Saved entries:
============

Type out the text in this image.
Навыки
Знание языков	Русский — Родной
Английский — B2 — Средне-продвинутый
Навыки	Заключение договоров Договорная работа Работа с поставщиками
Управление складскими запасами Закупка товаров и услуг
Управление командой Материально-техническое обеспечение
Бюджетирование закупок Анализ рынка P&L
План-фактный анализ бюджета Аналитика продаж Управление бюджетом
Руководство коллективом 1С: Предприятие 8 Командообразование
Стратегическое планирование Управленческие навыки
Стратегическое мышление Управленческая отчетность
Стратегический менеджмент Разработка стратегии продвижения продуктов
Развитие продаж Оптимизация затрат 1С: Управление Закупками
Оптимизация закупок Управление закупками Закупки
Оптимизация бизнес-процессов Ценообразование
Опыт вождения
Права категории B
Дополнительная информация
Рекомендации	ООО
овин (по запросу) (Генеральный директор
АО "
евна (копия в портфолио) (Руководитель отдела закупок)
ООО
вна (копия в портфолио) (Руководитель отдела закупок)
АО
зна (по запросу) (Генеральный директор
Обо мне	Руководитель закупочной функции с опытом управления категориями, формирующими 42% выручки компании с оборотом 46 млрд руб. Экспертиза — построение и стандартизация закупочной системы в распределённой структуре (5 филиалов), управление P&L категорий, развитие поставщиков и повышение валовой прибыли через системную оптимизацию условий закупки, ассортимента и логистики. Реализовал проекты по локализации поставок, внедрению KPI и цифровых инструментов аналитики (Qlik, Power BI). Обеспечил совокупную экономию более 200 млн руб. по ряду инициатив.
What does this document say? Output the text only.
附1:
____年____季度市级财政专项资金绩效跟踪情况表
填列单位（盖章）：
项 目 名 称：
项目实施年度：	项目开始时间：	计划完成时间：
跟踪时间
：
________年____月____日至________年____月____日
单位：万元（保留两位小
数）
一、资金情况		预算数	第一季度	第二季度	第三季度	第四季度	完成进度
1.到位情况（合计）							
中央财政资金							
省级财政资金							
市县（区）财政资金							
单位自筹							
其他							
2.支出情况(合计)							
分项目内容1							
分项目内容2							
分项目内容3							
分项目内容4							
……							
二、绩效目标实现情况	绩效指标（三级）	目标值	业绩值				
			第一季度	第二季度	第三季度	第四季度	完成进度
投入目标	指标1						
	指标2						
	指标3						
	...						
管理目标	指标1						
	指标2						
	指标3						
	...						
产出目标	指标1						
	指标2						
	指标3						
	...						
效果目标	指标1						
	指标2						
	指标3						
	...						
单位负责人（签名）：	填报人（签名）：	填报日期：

============

Directions:
Without leaving anything out, quote all the data.

Exercise output:
Type out the text in this image.
Навыки
Знание языков	Русский — Родной
Английский — B2 — Средне-продвинутый
Навыки	Заключение договоров Договорная работа Работа с поставщиками
Управление складскими запасами Закупка товаров и услуг
Управление командой Материально-техническое обеспечение
Бюджетирование закупок Анализ рынка P&L
План-фактный анализ бюджета Аналитика продаж Управление бюджетом
Руководство коллективом 1С: Предприятие 8 Командообразование
Стратегическое планирование Управленческие навыки
Стратегическое мышление Управленческая отчетность
Стратегический менеджмент Разработка стратегии продвижения продуктов
Развитие продаж Оптимизация затрат 1С: Управление Закупками
Оптимизация закупок Управление закупками Закупки
Оптимизация бизнес-процессов Ценообразование
Опыт вождения
Права категории B
Дополнительная информация
Рекомендации	ООО
овин (по запросу) (Генеральный директор
АО "
евна (копия в портфолио) (Руководитель отдела закупок)
ООО
вна (копия в портфолио) (Руководитель отдела закупок)
АО
зна (по запросу) (Генеральный директор
Обо мне	Руководитель закупочной функции с опытом управления категориями, формирующими 42% выручки компании с оборотом 46 млрд руб. Экспертиза — построение и стандартизация закупочной системы в распределённой структуре (5 филиалов), управление P&L категорий, развитие поставщиков и повышение валовой прибыли через системную оптимизацию условий закупки, ассортимента и логистики. Реализовал проекты по локализации поставок, внедрению KPI и цифровых инструментов аналитики (Qlik, Power BI). Обеспечил совокупную экономию более 200 млн руб. по ряду инициатив.
What does this document say? Output the text only.
附1:
____年____季度市级财政专项资金绩效跟踪情况表
填列单位（盖章）：
项 目 名 称：
项目实施年度：	项目开始时间：	计划完成时间：
跟踪时间
：
________年____月____日至________年____月____日
单位：万元（保留两位小
数）
一、资金情况		预算数	第一季度	第二季度	第三季度	第四季度	完成进度
1.到位情况（合计）							
中央财政资金							
省级财政资金							
市县（区）财政资金							
单位自筹							
其他							
2.支出情况(合计)							
分项目内容1							
分项目内容2							
分项目内容3							
分项目内容4							
……							
二、绩效目标实现情况	绩效指标（三级）	目标值	业绩值				
			第一季度	第二季度	第三季度	第四季度	完成进度
投入目标	指标1						
	指标2						
	指标3						
	...						
管理目标	指标1						
	指标2						
	指标3						
	...						
产出目标	指标1						
	指标2						
	指标3						
	...						
效果目标	指标1						
	指标2						
	指标3						
	...						
单位负责人（签名）：	填报人（签名）：	填报日期：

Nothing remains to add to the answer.